_Listed entries_.
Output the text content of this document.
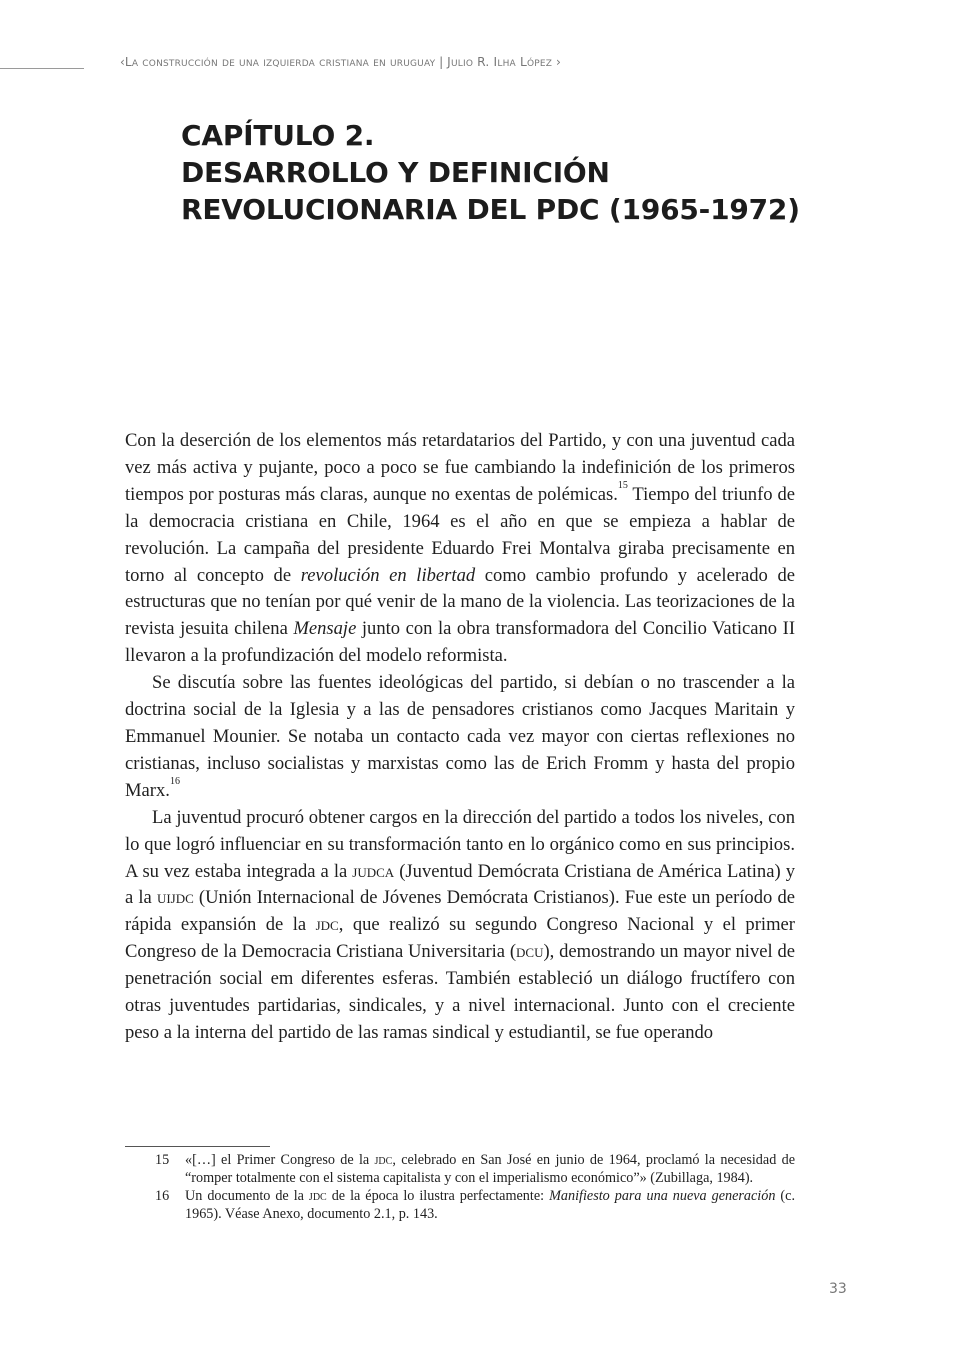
‹La construcción de una izquierda cristiana en uruguay | Julio R. Ilha López ›
CAPÍTULO 2.
DESARROLLO Y DEFINICIÓN
REVOLUCIONARIA DEL PDC (1965-1972)

Con la deserción de los elementos más retardatarios del Partido, y con una juventud cada vez más activa y pujante, poco a poco se fue cambiando la indefinición de los primeros tiempos por posturas más claras, aunque no exentas de polémicas.$^{15}$ Tiempo del triunfo de la democracia cristiana en Chile, 1964 es el año en que se empieza a hablar de revolución. La campaña del presidente Eduardo Frei Montalva giraba precisamente en torno al concepto de revolución en libertad como cambio profundo y acelerado de estructuras que no tenían por qué venir de la mano de la violencia. Las teorizaciones de la revista jesuita chilena Mensaje junto con la obra transformadora del Concilio Vaticano II llevaron a la profundización del modelo reformista.

Se discutía sobre las fuentes ideológicas del partido, si debían o no trascender a la doctrina social de la Iglesia y a las de pensadores cristianos como Jacques Maritain y Emmanuel Mounier. Se notaba un contacto cada vez mayor con ciertas reflexiones no cristianas, incluso socialistas y marxistas como las de Erich Fromm y hasta del propio Marx.$^{16}$

La juventud procuró obtener cargos en la dirección del partido a todos los niveles, con lo que logró influenciar en su transformación tanto en lo orgánico como en sus principios. A su vez estaba integrada a la judca (Juventud Demócrata Cristiana de América Latina) y a la uijdc (Unión Internacional de Jóvenes Demócrata Cristianos). Fue este un período de rápida expansión de la jdc, que realizó su segundo Congreso Nacional y el primer Congreso de la Democracia Cristiana Universitaria (dcu), demostrando un mayor nivel de penetración social em diferentes esferas. También estableció un diálogo fructífero con otras juventudes partidarias, sindicales, y a nivel internacional. Junto con el creciente peso a la interna del partido de las ramas sindical y estudiantil, se fue operando

15 «[…] el Primer Congreso de la jdc, celebrado en San José en junio de 1964, proclamó la necesidad de “romper totalmente con el sistema capitalista y con el imperialismo económico”» (Zubillaga, 1984).
16 Un documento de la jdc de la época lo ilustra perfectamente: Manifiesto para una nueva generación (c. 1965). Véase Anexo, documento 2.1, p. 143.
33
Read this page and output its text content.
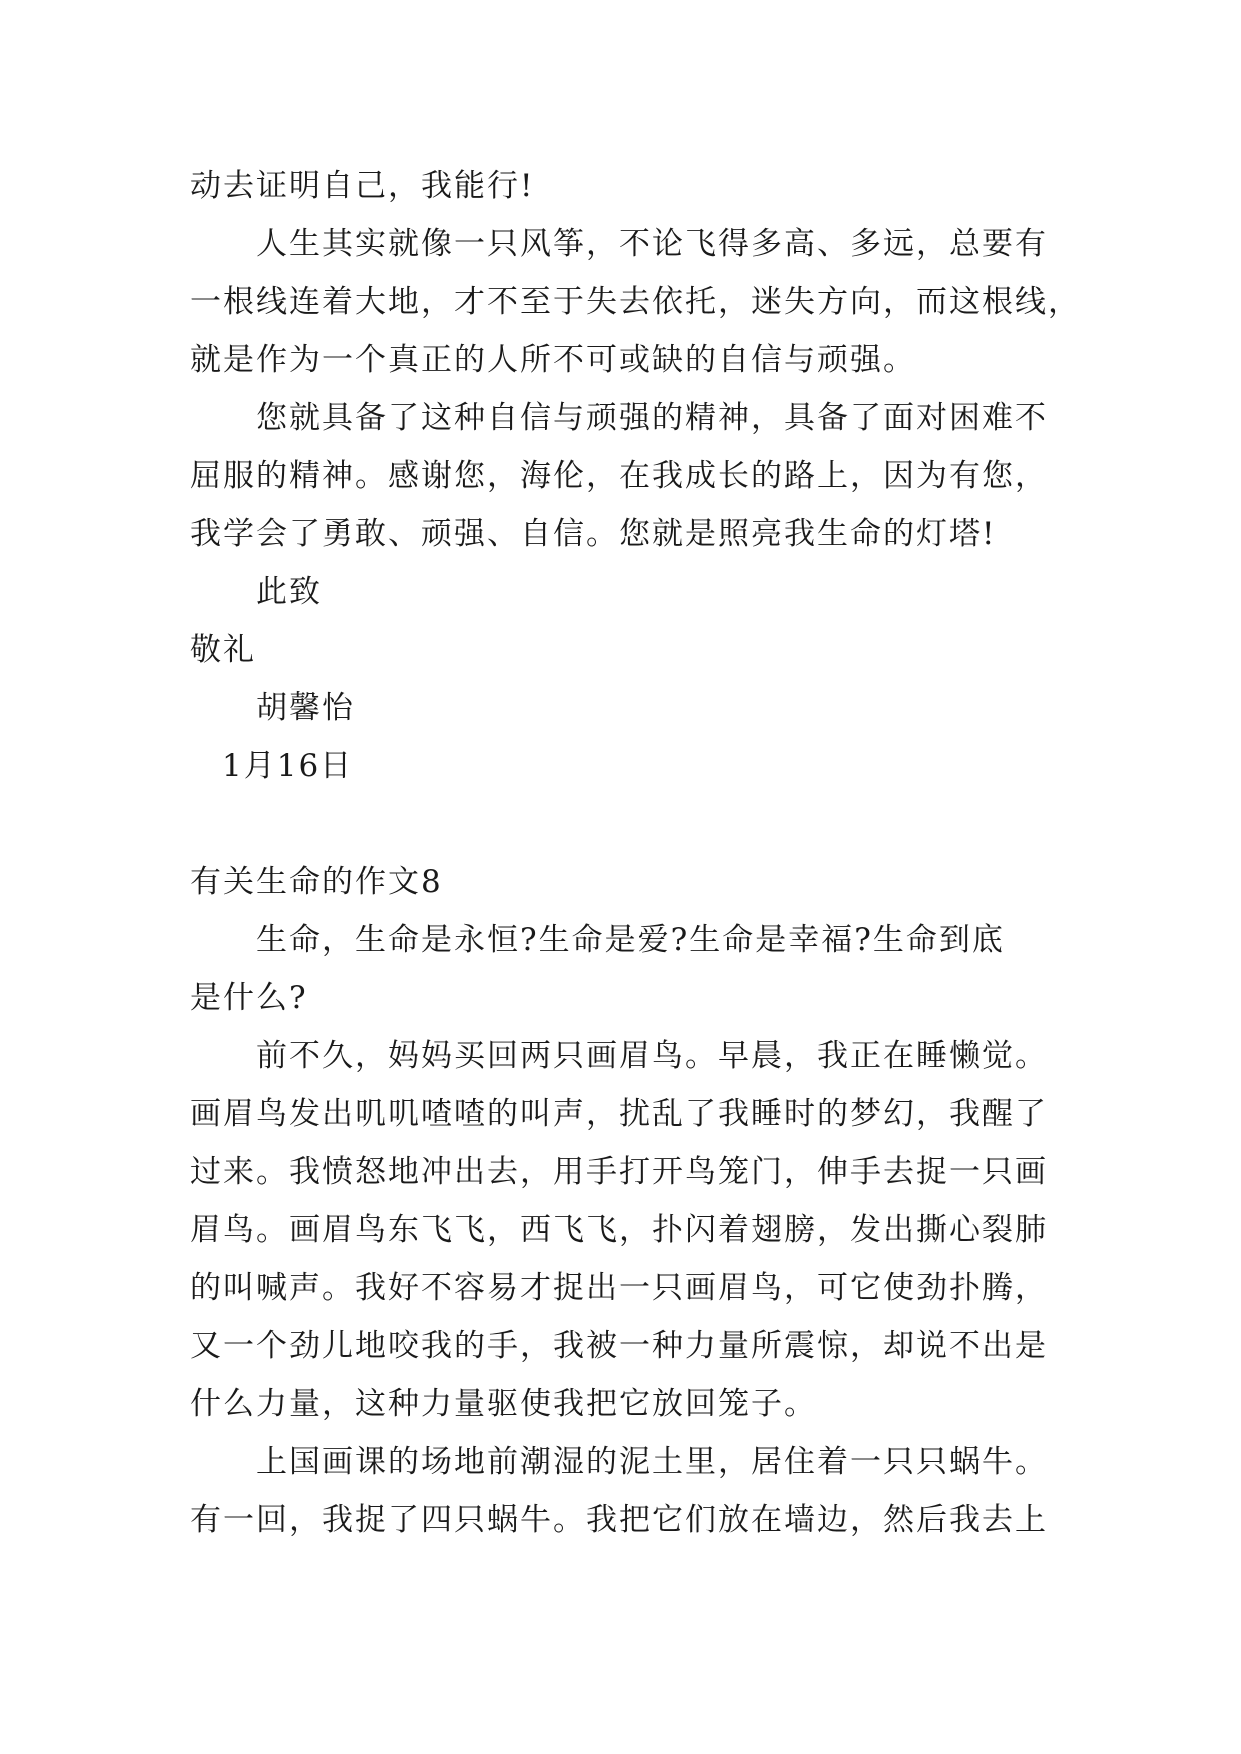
动去证明自己，我能行!
人生其实就像一只风筝，不论飞得多高、多远，总要有
一根线连着大地，才不至于失去依托，迷失方向，而这根线，
就是作为一个真正的人所不可或缺的自信与顽强。
您就具备了这种自信与顽强的精神，具备了面对困难不
屈服的精神。感谢您，海伦，在我成长的路上，因为有您，
我学会了勇敢、顽强、自信。您就是照亮我生命的灯塔!
此致
敬礼
胡馨怡
1月16日
有关生命的作文8
生命，生命是永恒?生命是爱?生命是幸福?生命到底
是什么?
前不久，妈妈买回两只画眉鸟。早晨，我正在睡懒觉。
画眉鸟发出叽叽喳喳的叫声，扰乱了我睡时的梦幻，我醒了
过来。我愤怒地冲出去，用手打开鸟笼门，伸手去捉一只画
眉鸟。画眉鸟东飞飞，西飞飞，扑闪着翅膀，发出撕心裂肺
的叫喊声。我好不容易才捉出一只画眉鸟，可它使劲扑腾，
又一个劲儿地咬我的手，我被一种力量所震惊，却说不出是
什么力量，这种力量驱使我把它放回笼子。
上国画课的场地前潮湿的泥土里，居住着一只只蜗牛。
有一回，我捉了四只蜗牛。我把它们放在墙边，然后我去上
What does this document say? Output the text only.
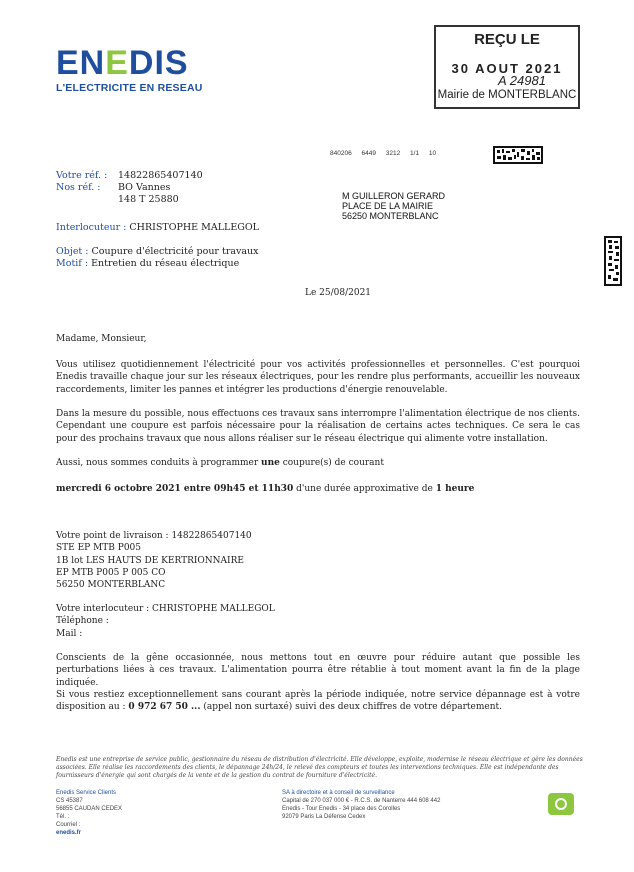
ENEDIS
L'ELECTRICITE EN RESEAU
REÇU LE
30 AOUT 2021
A 24981
Mairie de MONTERBLANC
840206 6449 3212 1/1 10
Votre réf. :	14822865407140
Nos réf. :	BO Vannes
148 T 25880
Interlocuteur : CHRISTOPHE MALLEGOL
Objet : Coupure d'électricité pour travaux
Motif : Entretien du réseau électrique
M GUILLERON GERARD
PLACE DE LA MAIRIE
56250 MONTERBLANC
Le 25/08/2021
Madame, Monsieur,
Vous utilisez quotidiennement l'électricité pour vos activités professionnelles et personnelles. C'est pourquoi Enedis travaille chaque jour sur les réseaux électriques, pour les rendre plus performants, accueillir les nouveaux raccordements, limiter les pannes et intégrer les productions d'énergie renouvelable.
Dans la mesure du possible, nous effectuons ces travaux sans interrompre l'alimentation électrique de nos clients. Cependant une coupure est parfois nécessaire pour la réalisation de certains actes techniques. Ce sera le cas pour des prochains travaux que nous allons réaliser sur le réseau électrique qui alimente votre installation.
Aussi, nous sommes conduits à programmer une coupure(s) de courant
mercredi 6 octobre 2021 entre 09h45 et 11h30 d'une durée approximative de 1 heure
Votre point de livraison : 14822865407140
STE EP MTB P005
1B lot LES HAUTS DE KERTRIONNAIRE
EP MTB P005 P 005 CO
56250 MONTERBLANC
Votre interlocuteur : CHRISTOPHE MALLEGOL
Téléphone :
Mail :
Conscients de la gêne occasionnée, nous mettons tout en œuvre pour réduire autant que possible les perturbations liées à ces travaux. L'alimentation pourra être rétablie à tout moment avant la fin de la plage indiquée.
Si vous restiez exceptionnellement sans courant après la période indiquée, notre service dépannage est à votre disposition au : 0 972 67 50 ... (appel non surtaxé) suivi des deux chiffres de votre département.
Enedis est une entreprise de service public, gestionnaire du réseau de distribution d'électricité. Elle développe, exploite, modernise le réseau électrique et gère les données associées. Elle réalise les raccordements des clients, le dépannage 24h/24, le relevé des compteurs et toutes les interventions techniques. Elle est indépendante des fournisseurs d'énergie qui sont chargés de la vente et de la gestion du contrat de fourniture d'électricité.
Enedis Service Clients
CS 45387
56855 CAUDAN CEDEX
Tél. :
Courriel :
enedis.fr
SA à directoire et à conseil de surveillance
Capital de 270 037 000 € - R.C.S. de Nanterre 444 608 442
Enedis - Tour Enedis - 34 place des Corolles
92079 Paris La Défense Cedex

_Your goal_. Quote the records in their entirety, keeping the wording exact and excluding pictures.

_Problem solution_.
Output the text content of this document.
‹La construcción de una izquierda cristiana en uruguay | Julio R. Ilha López ›
CAPÍTULO 2.
DESARROLLO Y DEFINICIÓN
REVOLUCIONARIA DEL PDC (1965-1972)

Con la deserción de los elementos más retardatarios del Partido, y con una juventud cada vez más activa y pujante, poco a poco se fue cambiando la indefinición de los primeros tiempos por posturas más claras, aunque no exentas de polémicas.$^{15}$ Tiempo del triunfo de la democracia cristiana en Chile, 1964 es el año en que se empieza a hablar de revolución. La campaña del presidente Eduardo Frei Montalva giraba precisamente en torno al concepto de revolución en libertad como cambio profundo y acelerado de estructuras que no tenían por qué venir de la mano de la violencia. Las teorizaciones de la revista jesuita chilena Mensaje junto con la obra transformadora del Concilio Vaticano II llevaron a la profundización del modelo reformista.

Se discutía sobre las fuentes ideológicas del partido, si debían o no trascender a la doctrina social de la Iglesia y a las de pensadores cristianos como Jacques Maritain y Emmanuel Mounier. Se notaba un contacto cada vez mayor con ciertas reflexiones no cristianas, incluso socialistas y marxistas como las de Erich Fromm y hasta del propio Marx.$^{16}$

La juventud procuró obtener cargos en la dirección del partido a todos los niveles, con lo que logró influenciar en su transformación tanto en lo orgánico como en sus principios. A su vez estaba integrada a la judca (Juventud Demócrata Cristiana de América Latina) y a la uijdc (Unión Internacional de Jóvenes Demócrata Cristianos). Fue este un período de rápida expansión de la jdc, que realizó su segundo Congreso Nacional y el primer Congreso de la Democracia Cristiana Universitaria (dcu), demostrando un mayor nivel de penetración social em diferentes esferas. También estableció un diálogo fructífero con otras juventudes partidarias, sindicales, y a nivel internacional. Junto con el creciente peso a la interna del partido de las ramas sindical y estudiantil, se fue operando

15 «[…] el Primer Congreso de la jdc, celebrado en San José en junio de 1964, proclamó la necesidad de “romper totalmente con el sistema capitalista y con el imperialismo económico”» (Zubillaga, 1984).
16 Un documento de la jdc de la época lo ilustra perfectamente: Manifiesto para una nueva generación (c. 1965). Véase Anexo, documento 2.1, p. 143.
33
Read this page and output its text content.
动去证明自己，我能行!
人生其实就像一只风筝，不论飞得多高、多远，总要有
一根线连着大地，才不至于失去依托，迷失方向，而这根线，
就是作为一个真正的人所不可或缺的自信与顽强。
您就具备了这种自信与顽强的精神，具备了面对困难不
屈服的精神。感谢您，海伦，在我成长的路上，因为有您，
我学会了勇敢、顽强、自信。您就是照亮我生命的灯塔!
此致
敬礼
胡馨怡
1月16日
有关生命的作文8
生命，生命是永恒?生命是爱?生命是幸福?生命到底
是什么?
前不久，妈妈买回两只画眉鸟。早晨，我正在睡懒觉。
画眉鸟发出叽叽喳喳的叫声，扰乱了我睡时的梦幻，我醒了
过来。我愤怒地冲出去，用手打开鸟笼门，伸手去捉一只画
眉鸟。画眉鸟东飞飞，西飞飞，扑闪着翅膀，发出撕心裂肺
的叫喊声。我好不容易才捉出一只画眉鸟，可它使劲扑腾，
又一个劲儿地咬我的手，我被一种力量所震惊，却说不出是
什么力量，这种力量驱使我把它放回笼子。
上国画课的场地前潮湿的泥土里，居住着一只只蜗牛。
有一回，我捉了四只蜗牛。我把它们放在墙边，然后我去上
What does this document say? Output the text only.
ENEDIS
L'ELECTRICITE EN RESEAU
REÇU LE
30 AOUT 2021
A 24981
Mairie de MONTERBLANC
840206 6449 3212 1/1 10
Votre réf. :	14822865407140
Nos réf. :	BO Vannes
148 T 25880
Interlocuteur : CHRISTOPHE MALLEGOL
Objet : Coupure d'électricité pour travaux
Motif : Entretien du réseau électrique
M GUILLERON GERARD
PLACE DE LA MAIRIE
56250 MONTERBLANC
Le 25/08/2021
Madame, Monsieur,
Vous utilisez quotidiennement l'électricité pour vos activités professionnelles et personnelles. C'est pourquoi Enedis travaille chaque jour sur les réseaux électriques, pour les rendre plus performants, accueillir les nouveaux raccordements, limiter les pannes et intégrer les productions d'énergie renouvelable.
Dans la mesure du possible, nous effectuons ces travaux sans interrompre l'alimentation électrique de nos clients. Cependant une coupure est parfois nécessaire pour la réalisation de certains actes techniques. Ce sera le cas pour des prochains travaux que nous allons réaliser sur le réseau électrique qui alimente votre installation.
Aussi, nous sommes conduits à programmer une coupure(s) de courant
mercredi 6 octobre 2021 entre 09h45 et 11h30 d'une durée approximative de 1 heure
Votre point de livraison : 14822865407140
STE EP MTB P005
1B lot LES HAUTS DE KERTRIONNAIRE
EP MTB P005 P 005 CO
56250 MONTERBLANC
Votre interlocuteur : CHRISTOPHE MALLEGOL
Téléphone :
Mail :
Conscients de la gêne occasionnée, nous mettons tout en œuvre pour réduire autant que possible les perturbations liées à ces travaux. L'alimentation pourra être rétablie à tout moment avant la fin de la plage indiquée.
Si vous restiez exceptionnellement sans courant après la période indiquée, notre service dépannage est à votre disposition au : 0 972 67 50 ... (appel non surtaxé) suivi des deux chiffres de votre département.
Enedis est une entreprise de service public, gestionnaire du réseau de distribution d'électricité. Elle développe, exploite, modernise le réseau électrique et gère les données associées. Elle réalise les raccordements des clients, le dépannage 24h/24, le relevé des compteurs et toutes les interventions techniques. Elle est indépendante des fournisseurs d'énergie qui sont chargés de la vente et de la gestion du contrat de fourniture d'électricité.
Enedis Service Clients
CS 45387
56855 CAUDAN CEDEX
Tél. :
Courriel :
enedis.fr
SA à directoire et à conseil de surveillance
Capital de 270 037 000 € - R.C.S. de Nanterre 444 608 442
Enedis - Tour Enedis - 34 place des Corolles
92079 Paris La Défense Cedex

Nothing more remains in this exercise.